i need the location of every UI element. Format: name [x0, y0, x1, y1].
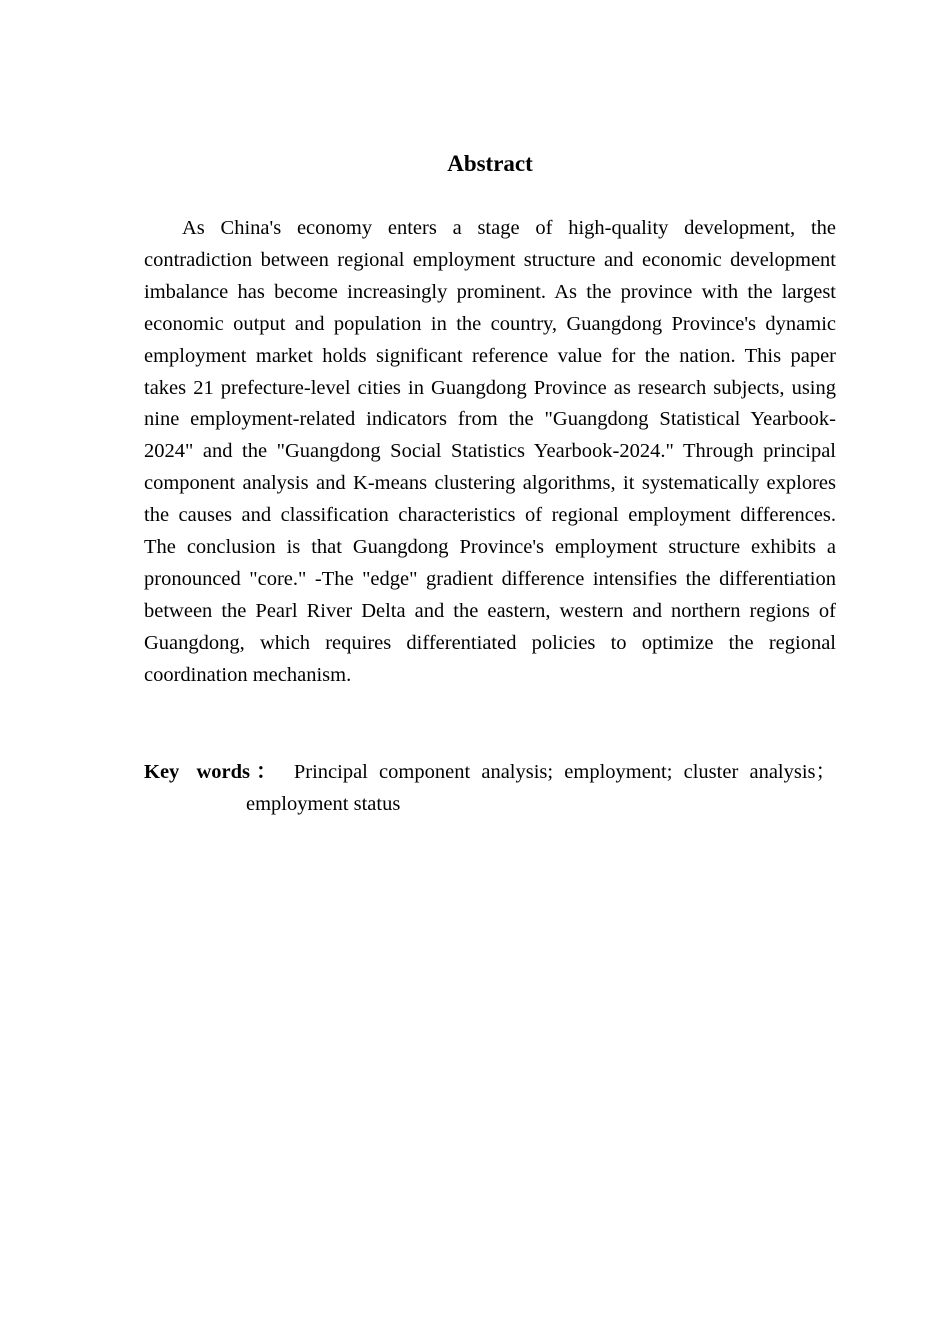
abstract-title: Abstract — [447, 151, 533, 176]
keywords-paragraph — [144, 756, 836, 820]
abstract-body: As China's economy enters a stage of high-quality development, the contradiction between regional employment structure and economic development imbalance has become increasingly prominent. As the province with the largest economic output and population in the country, Guangdong Province's dynamic employment market holds significant reference value for the nation. This paper takes 21 prefecture-level cities in Guangdong Province as research subjects, using nine employment-related indicators from the "Guangdong Statistical Yearbook-2024" and the "Guangdong Social Statistics Yearbook-2024." Through principal component analysis and K-means clustering algorithms, it systematically explores the causes and classification characteristics of regional employment differences. The conclusion is that Guangdong Province's employment structure exhibits a pronounced "core." -The "edge" gradient difference intensifies the differentiation between the Pearl River Delta and the eastern, western and northern regions of Guangdong, which requires differentiated policies to optimize the regional coordination mechanism. — [144, 217, 836, 686]
keywords-text: Principal component analysis; employment; cluster analysis；employment status — [246, 761, 837, 815]
keywords-label: Key words： — [144, 761, 283, 783]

— Instructions for the task —
Reproduce the material above line for line, leaving out the picture.

— Task answer —
i need the location of every UI element. Format: name [x0, y0, x1, y1].
abstract-title: Abstract — [447, 151, 533, 176]
keywords-paragraph — [144, 756, 836, 820]
abstract-body: As China's economy enters a stage of high-quality development, the contradiction between regional employment structure and economic development imbalance has become increasingly prominent. As the province with the largest economic output and population in the country, Guangdong Province's dynamic employment market holds significant reference value for the nation. This paper takes 21 prefecture-level cities in Guangdong Province as research subjects, using nine employment-related indicators from the "Guangdong Statistical Yearbook-2024" and the "Guangdong Social Statistics Yearbook-2024." Through principal component analysis and K-means clustering algorithms, it systematically explores the causes and classification characteristics of regional employment differences. The conclusion is that Guangdong Province's employment structure exhibits a pronounced "core." -The "edge" gradient difference intensifies the differentiation between the Pearl River Delta and the eastern, western and northern regions of Guangdong, which requires differentiated policies to optimize the regional coordination mechanism. — [144, 217, 836, 686]
keywords-text: Principal component analysis; employment; cluster analysis；employment status — [246, 761, 837, 815]
keywords-label: Key words： — [144, 761, 283, 783]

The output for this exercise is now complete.